**Your goal:** Update the entries in the stretch from the line containing "grid [70, 38, 1905, 436]" through the line containing "x-tick-label: 200 [1604, 445, 1629, 460]", replacing every "x-tick-label" with "x-tick-text" and leaving all else unchanged. Return only those lines.

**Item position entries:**
______________________________
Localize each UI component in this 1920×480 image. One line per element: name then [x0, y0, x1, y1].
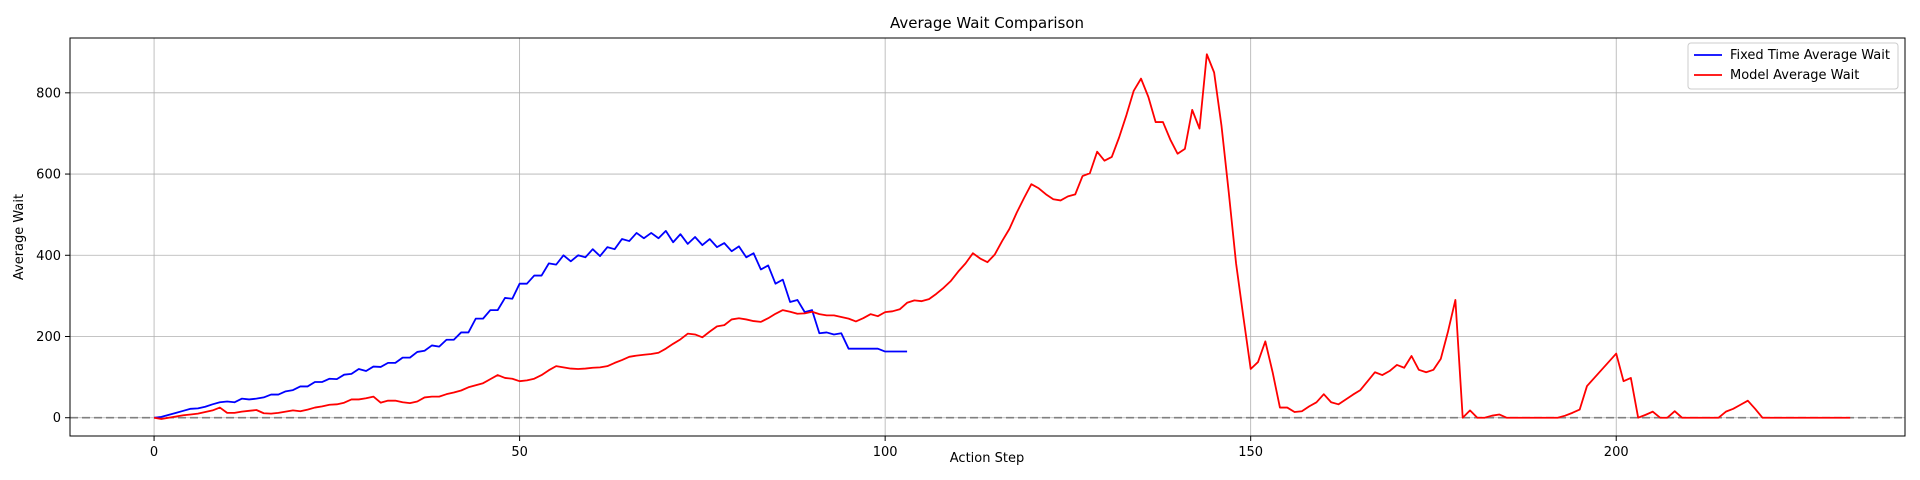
grid [70, 38, 1905, 436]
x-tick-label: 0 [150, 445, 158, 460]
y-tick-label: 600 [36, 168, 61, 183]
y-tick-label: 0 [53, 411, 61, 426]
legend-label-model: Model Average Wait [1730, 68, 1859, 83]
series-line-fixed-time [153, 230, 908, 419]
chart-title: Average Wait Comparison [890, 14, 1084, 32]
x-tick-label: 50 [511, 445, 528, 460]
legend-box [1687, 42, 1899, 90]
y-tick-label: 800 [36, 86, 61, 101]
x-tick-label: 100 [873, 445, 898, 460]
x-axis-ticks: 0 50 100 150 200 [150, 436, 1629, 460]
y-axis-label: Average Wait [12, 194, 27, 280]
legend: Fixed Time Average Wait Model Average Wa… [1687, 42, 1899, 90]
plot-frame [69, 37, 1906, 437]
x-tick-label: 200 [1604, 445, 1629, 460]
legend-label-fixed: Fixed Time Average Wait [1730, 48, 1890, 63]
y-tick-label: 200 [36, 330, 61, 345]
series-layer [153, 53, 1851, 420]
series-line-model [153, 53, 1851, 420]
y-axis-ticks: 0 200 400 600 800 [36, 86, 70, 426]
x-tick-label: 150 [1238, 445, 1263, 460]
y-tick-label: 400 [36, 249, 61, 264]
x-axis-label: Action Step [950, 451, 1024, 466]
______________________________
**The result:**
grid [70, 38, 1905, 436]
x-tick-text: 0 [150, 445, 158, 460]
y-tick-label: 600 [36, 168, 61, 183]
y-tick-label: 0 [53, 411, 61, 426]
legend-label-model: Model Average Wait [1730, 68, 1859, 83]
series-line-fixed-time [153, 230, 908, 419]
chart-title: Average Wait Comparison [890, 14, 1084, 32]
x-tick-text: 50 [511, 445, 528, 460]
legend-box [1687, 42, 1899, 90]
y-tick-label: 800 [36, 86, 61, 101]
x-tick-text: 100 [873, 445, 898, 460]
x-axis-ticks: 0 50 100 150 200 [150, 436, 1629, 460]
y-axis-label: Average Wait [12, 194, 27, 280]
legend: Fixed Time Average Wait Model Average Wa… [1687, 42, 1899, 90]
plot-frame [69, 37, 1906, 437]
x-tick-text: 200 [1604, 445, 1629, 460]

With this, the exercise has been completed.